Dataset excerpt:
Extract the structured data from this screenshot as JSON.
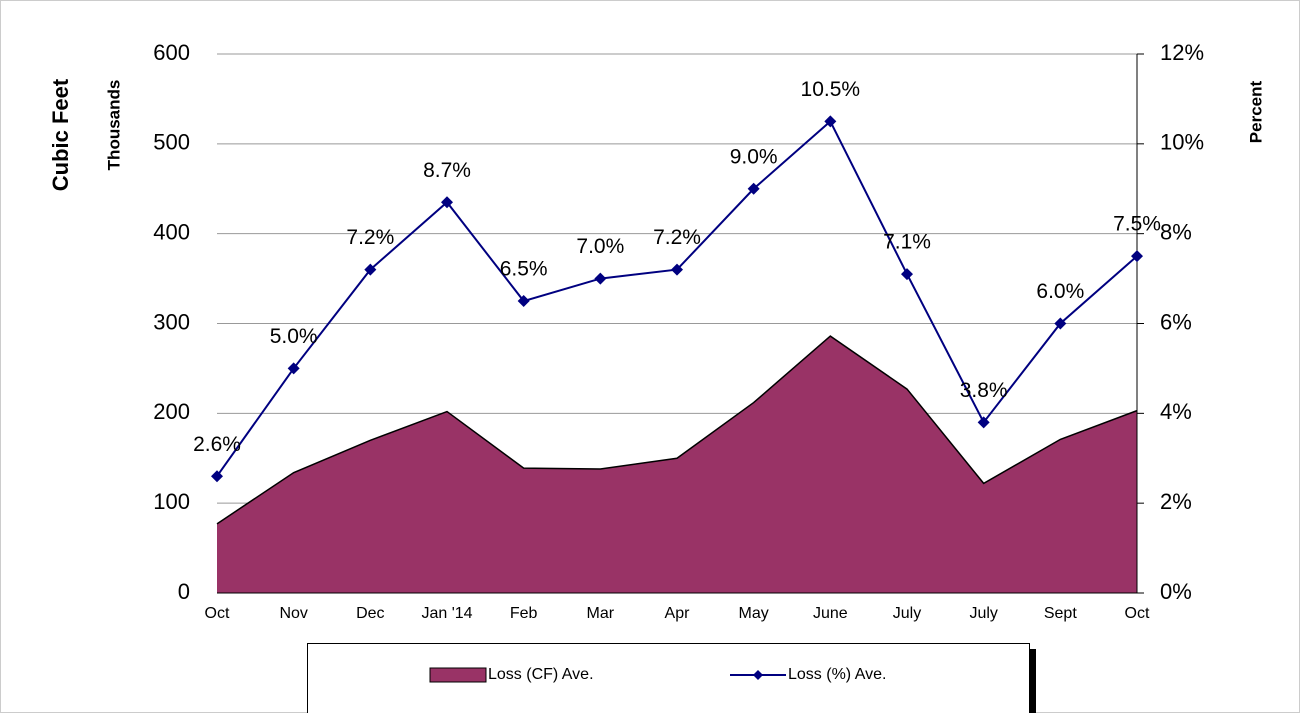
{
  "chart_data": {
    "type": "combo",
    "y_label_main": "Cubic Feet",
    "y_label_sub": "Thousands",
    "y2_label": "Percent",
    "categories": [
      "Oct",
      "Nov",
      "Dec",
      "Jan '14",
      "Feb",
      "Mar",
      "Apr",
      "May",
      "June",
      "July",
      "July",
      "Sept",
      "Oct"
    ],
    "series": [
      {
        "name": "Loss (CF) Ave.",
        "type": "area",
        "color": "#993366",
        "values": [
          77,
          134,
          170,
          202,
          139,
          138,
          150,
          212,
          286,
          227,
          122,
          171,
          203
        ]
      },
      {
        "name": "Loss (%) Ave.",
        "type": "line",
        "axis": "y2",
        "color": "#000080",
        "values": [
          2.6,
          5.0,
          7.2,
          8.7,
          6.5,
          7.0,
          7.2,
          9.0,
          10.5,
          7.1,
          3.8,
          6.0,
          7.5
        ],
        "value_labels": [
          "2.6%",
          "5.0%",
          "7.2%",
          "8.7%",
          "6.5%",
          "7.0%",
          "7.2%",
          "9.0%",
          "10.5%",
          "7.1%",
          "3.8%",
          "6.0%",
          "7.5%"
        ]
      }
    ],
    "ylim": [
      0,
      600
    ],
    "yticks": [
      0,
      100,
      200,
      300,
      400,
      500,
      600
    ],
    "y2lim": [
      0,
      12
    ],
    "y2ticks": [
      {
        "value": 0,
        "label": "0%"
      },
      {
        "value": 2,
        "label": "2%"
      },
      {
        "value": 4,
        "label": "4%"
      },
      {
        "value": 6,
        "label": "6%"
      },
      {
        "value": 8,
        "label": "8%"
      },
      {
        "value": 10,
        "label": "10%"
      },
      {
        "value": 12,
        "label": "12%"
      }
    ],
    "grid": true,
    "legend": "bottom"
  }
}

SHORT TASK:
Output a faithful copy of the data, with each picture left out.

WRITTEN REPLY:
Extract the structured data from this screenshot as JSON.
{
  "chart_data": {
    "type": "combo",
    "y_label_main": "Cubic Feet",
    "y_label_sub": "Thousands",
    "y2_label": "Percent",
    "categories": [
      "Oct",
      "Nov",
      "Dec",
      "Jan '14",
      "Feb",
      "Mar",
      "Apr",
      "May",
      "June",
      "July",
      "July",
      "Sept",
      "Oct"
    ],
    "series": [
      {
        "name": "Loss (CF) Ave.",
        "type": "area",
        "color": "#993366",
        "values": [
          77,
          134,
          170,
          202,
          139,
          138,
          150,
          212,
          286,
          227,
          122,
          171,
          203
        ]
      },
      {
        "name": "Loss (%) Ave.",
        "type": "line",
        "axis": "y2",
        "color": "#000080",
        "values": [
          2.6,
          5.0,
          7.2,
          8.7,
          6.5,
          7.0,
          7.2,
          9.0,
          10.5,
          7.1,
          3.8,
          6.0,
          7.5
        ],
        "value_labels": [
          "2.6%",
          "5.0%",
          "7.2%",
          "8.7%",
          "6.5%",
          "7.0%",
          "7.2%",
          "9.0%",
          "10.5%",
          "7.1%",
          "3.8%",
          "6.0%",
          "7.5%"
        ]
      }
    ],
    "ylim": [
      0,
      600
    ],
    "yticks": [
      0,
      100,
      200,
      300,
      400,
      500,
      600
    ],
    "y2lim": [
      0,
      12
    ],
    "y2ticks": [
      {
        "value": 0,
        "label": "0%"
      },
      {
        "value": 2,
        "label": "2%"
      },
      {
        "value": 4,
        "label": "4%"
      },
      {
        "value": 6,
        "label": "6%"
      },
      {
        "value": 8,
        "label": "8%"
      },
      {
        "value": 10,
        "label": "10%"
      },
      {
        "value": 12,
        "label": "12%"
      }
    ],
    "grid": true,
    "legend": "bottom"
  }
}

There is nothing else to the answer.